**PROBLEM:**
Only lines with the word "MyEclipse" are needed; collect each of them from the listing below.

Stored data
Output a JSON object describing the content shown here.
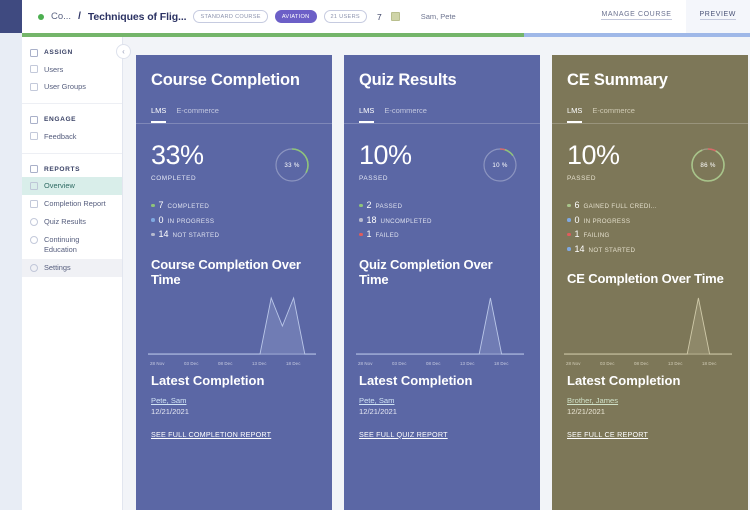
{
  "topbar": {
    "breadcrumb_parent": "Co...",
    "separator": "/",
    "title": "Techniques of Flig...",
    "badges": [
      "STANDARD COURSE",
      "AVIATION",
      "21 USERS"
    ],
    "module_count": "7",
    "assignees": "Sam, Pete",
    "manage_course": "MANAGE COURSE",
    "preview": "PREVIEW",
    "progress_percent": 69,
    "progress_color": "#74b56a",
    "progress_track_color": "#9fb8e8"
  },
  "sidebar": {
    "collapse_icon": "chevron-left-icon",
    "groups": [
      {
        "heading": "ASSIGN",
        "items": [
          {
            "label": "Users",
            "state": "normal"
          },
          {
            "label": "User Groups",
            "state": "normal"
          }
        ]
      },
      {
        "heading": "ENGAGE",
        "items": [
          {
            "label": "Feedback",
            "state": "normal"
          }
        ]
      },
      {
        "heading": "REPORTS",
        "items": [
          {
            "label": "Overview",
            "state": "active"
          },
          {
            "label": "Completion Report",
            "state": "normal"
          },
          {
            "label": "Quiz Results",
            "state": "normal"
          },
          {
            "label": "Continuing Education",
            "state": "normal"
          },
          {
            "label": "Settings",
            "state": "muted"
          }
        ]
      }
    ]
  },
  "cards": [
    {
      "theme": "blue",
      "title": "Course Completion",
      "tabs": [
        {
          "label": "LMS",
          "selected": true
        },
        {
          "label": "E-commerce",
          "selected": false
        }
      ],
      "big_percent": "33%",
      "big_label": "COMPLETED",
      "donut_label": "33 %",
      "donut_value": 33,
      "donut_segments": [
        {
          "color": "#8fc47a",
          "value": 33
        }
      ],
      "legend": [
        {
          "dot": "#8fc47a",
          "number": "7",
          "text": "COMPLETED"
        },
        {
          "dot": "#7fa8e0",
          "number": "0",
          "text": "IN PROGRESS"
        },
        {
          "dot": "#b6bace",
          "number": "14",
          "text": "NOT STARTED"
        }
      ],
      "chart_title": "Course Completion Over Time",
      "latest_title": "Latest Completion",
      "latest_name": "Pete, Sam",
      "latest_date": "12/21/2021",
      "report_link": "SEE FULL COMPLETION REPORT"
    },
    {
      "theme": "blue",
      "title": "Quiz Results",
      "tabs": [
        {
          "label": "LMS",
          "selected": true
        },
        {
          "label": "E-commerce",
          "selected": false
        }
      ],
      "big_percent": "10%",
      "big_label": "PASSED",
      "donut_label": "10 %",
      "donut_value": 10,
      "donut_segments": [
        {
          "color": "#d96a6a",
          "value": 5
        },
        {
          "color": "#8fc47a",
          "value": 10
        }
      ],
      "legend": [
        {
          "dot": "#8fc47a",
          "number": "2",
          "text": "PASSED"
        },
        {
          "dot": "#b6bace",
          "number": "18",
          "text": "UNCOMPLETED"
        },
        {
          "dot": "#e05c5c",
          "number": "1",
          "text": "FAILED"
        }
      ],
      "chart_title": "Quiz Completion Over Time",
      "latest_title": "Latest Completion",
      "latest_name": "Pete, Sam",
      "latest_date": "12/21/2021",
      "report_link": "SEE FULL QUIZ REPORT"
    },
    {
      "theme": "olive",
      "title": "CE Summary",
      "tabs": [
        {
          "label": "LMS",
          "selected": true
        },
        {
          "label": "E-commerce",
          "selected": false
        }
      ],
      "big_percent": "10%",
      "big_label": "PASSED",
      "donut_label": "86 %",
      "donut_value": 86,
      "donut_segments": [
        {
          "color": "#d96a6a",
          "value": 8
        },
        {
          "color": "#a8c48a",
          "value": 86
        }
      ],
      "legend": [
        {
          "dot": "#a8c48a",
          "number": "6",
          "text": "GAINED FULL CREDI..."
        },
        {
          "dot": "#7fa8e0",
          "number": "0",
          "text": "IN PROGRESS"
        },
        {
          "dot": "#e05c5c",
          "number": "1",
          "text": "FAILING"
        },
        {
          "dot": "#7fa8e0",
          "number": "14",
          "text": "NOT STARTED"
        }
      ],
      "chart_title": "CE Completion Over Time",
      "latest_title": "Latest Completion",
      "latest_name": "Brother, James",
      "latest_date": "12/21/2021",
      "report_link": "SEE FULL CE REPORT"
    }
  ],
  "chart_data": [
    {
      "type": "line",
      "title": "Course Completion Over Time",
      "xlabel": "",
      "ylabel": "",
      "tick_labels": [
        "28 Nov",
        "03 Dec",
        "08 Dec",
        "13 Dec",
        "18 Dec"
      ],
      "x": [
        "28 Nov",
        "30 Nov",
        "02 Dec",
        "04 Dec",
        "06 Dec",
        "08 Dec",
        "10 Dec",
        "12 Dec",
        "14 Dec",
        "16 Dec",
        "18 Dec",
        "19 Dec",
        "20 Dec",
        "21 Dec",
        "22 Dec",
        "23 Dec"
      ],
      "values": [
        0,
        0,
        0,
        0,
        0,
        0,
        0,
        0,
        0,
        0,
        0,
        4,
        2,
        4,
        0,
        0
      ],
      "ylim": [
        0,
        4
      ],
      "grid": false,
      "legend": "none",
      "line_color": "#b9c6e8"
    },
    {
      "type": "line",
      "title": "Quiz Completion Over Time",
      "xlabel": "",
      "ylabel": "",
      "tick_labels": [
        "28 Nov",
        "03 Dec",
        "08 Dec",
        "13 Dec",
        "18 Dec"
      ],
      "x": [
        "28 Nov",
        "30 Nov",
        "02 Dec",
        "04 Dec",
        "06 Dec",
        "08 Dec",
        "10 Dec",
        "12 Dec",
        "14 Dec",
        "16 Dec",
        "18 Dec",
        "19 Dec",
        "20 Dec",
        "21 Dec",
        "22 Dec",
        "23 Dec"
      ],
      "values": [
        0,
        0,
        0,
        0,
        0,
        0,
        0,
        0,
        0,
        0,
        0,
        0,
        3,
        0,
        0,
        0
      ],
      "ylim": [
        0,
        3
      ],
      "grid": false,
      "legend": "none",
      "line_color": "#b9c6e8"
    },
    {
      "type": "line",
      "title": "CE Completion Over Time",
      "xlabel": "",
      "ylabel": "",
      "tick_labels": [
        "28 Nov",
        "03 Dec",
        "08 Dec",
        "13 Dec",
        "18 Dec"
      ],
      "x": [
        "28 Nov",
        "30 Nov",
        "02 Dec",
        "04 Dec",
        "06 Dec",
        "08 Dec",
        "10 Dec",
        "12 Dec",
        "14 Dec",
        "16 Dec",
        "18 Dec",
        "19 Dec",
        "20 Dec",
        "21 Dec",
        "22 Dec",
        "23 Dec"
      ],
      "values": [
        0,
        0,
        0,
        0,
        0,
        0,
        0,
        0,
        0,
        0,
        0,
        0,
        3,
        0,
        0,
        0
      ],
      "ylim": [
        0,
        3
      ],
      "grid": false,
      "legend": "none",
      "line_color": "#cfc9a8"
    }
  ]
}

---

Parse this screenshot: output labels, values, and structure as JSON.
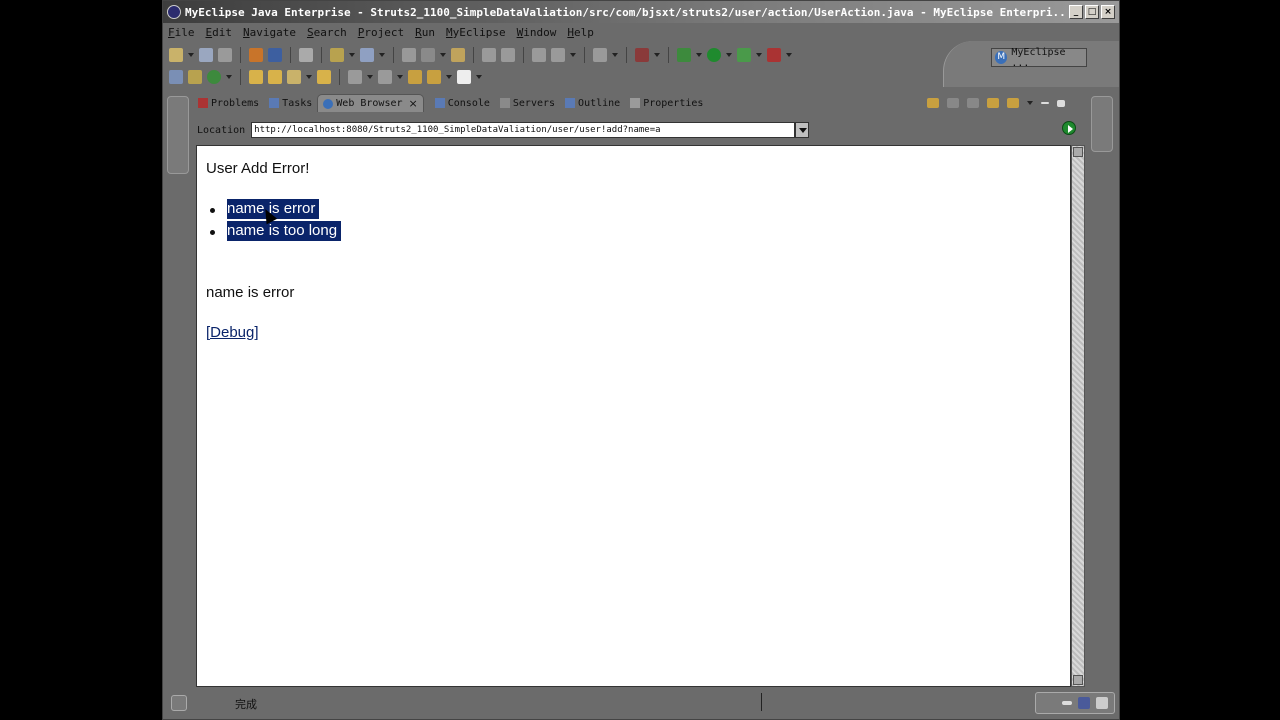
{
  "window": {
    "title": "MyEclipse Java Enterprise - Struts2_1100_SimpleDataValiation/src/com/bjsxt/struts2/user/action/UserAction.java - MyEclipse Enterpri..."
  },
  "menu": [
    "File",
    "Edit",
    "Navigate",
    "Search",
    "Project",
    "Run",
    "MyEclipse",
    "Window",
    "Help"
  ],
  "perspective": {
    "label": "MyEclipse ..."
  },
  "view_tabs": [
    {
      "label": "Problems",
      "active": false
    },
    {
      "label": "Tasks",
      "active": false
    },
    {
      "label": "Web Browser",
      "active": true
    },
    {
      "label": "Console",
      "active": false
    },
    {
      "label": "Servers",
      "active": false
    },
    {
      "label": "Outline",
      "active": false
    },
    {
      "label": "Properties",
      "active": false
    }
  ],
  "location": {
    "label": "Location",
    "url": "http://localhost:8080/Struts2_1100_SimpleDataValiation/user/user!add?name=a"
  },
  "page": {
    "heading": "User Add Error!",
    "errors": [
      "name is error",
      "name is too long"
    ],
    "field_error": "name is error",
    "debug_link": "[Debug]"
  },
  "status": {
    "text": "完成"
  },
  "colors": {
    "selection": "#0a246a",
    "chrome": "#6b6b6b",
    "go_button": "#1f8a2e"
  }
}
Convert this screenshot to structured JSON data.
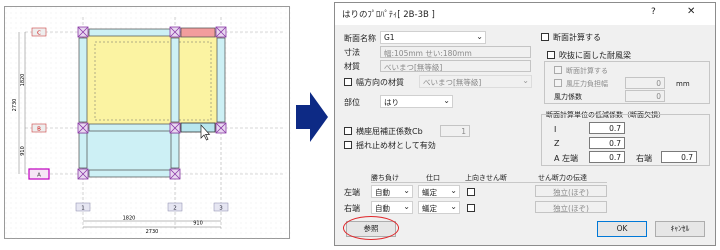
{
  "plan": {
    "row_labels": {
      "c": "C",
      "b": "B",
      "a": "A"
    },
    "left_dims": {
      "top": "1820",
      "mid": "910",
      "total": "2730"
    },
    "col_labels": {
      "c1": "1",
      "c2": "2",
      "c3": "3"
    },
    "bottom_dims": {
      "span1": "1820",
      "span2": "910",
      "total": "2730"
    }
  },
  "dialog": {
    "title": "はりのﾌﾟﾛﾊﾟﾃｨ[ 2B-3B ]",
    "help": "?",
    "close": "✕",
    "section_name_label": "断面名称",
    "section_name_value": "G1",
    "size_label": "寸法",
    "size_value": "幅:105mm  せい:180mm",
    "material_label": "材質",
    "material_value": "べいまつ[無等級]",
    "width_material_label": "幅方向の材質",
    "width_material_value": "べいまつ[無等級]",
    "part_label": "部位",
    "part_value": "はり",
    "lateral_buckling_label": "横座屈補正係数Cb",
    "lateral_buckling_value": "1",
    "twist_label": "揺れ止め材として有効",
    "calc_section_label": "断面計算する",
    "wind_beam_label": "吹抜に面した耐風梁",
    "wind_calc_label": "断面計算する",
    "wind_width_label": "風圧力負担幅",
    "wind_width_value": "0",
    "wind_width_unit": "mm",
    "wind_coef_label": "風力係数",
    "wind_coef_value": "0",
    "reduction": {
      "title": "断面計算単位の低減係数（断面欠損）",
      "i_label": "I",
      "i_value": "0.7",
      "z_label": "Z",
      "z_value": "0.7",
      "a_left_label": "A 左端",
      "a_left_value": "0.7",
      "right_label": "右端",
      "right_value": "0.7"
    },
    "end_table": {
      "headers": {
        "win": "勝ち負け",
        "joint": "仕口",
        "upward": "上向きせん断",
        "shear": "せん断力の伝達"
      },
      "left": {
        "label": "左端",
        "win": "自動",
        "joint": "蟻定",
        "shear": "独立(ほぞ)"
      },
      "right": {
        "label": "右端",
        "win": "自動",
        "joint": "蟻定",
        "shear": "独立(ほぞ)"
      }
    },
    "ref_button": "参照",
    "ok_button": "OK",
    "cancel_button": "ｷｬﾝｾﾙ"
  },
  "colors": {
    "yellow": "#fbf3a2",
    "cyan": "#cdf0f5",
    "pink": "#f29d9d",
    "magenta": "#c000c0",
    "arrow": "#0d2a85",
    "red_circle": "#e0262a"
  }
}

**ANSWER BELOW:**
    "title": "MyEclipse Java Enterprise - Struts2_1100_SimpleDataValiation/src/com/bjsxt/struts2/user/action/UserAction.java - MyEclipse Enterpri..."
    "MyEclipse",
    "label": "MyEclipse ..."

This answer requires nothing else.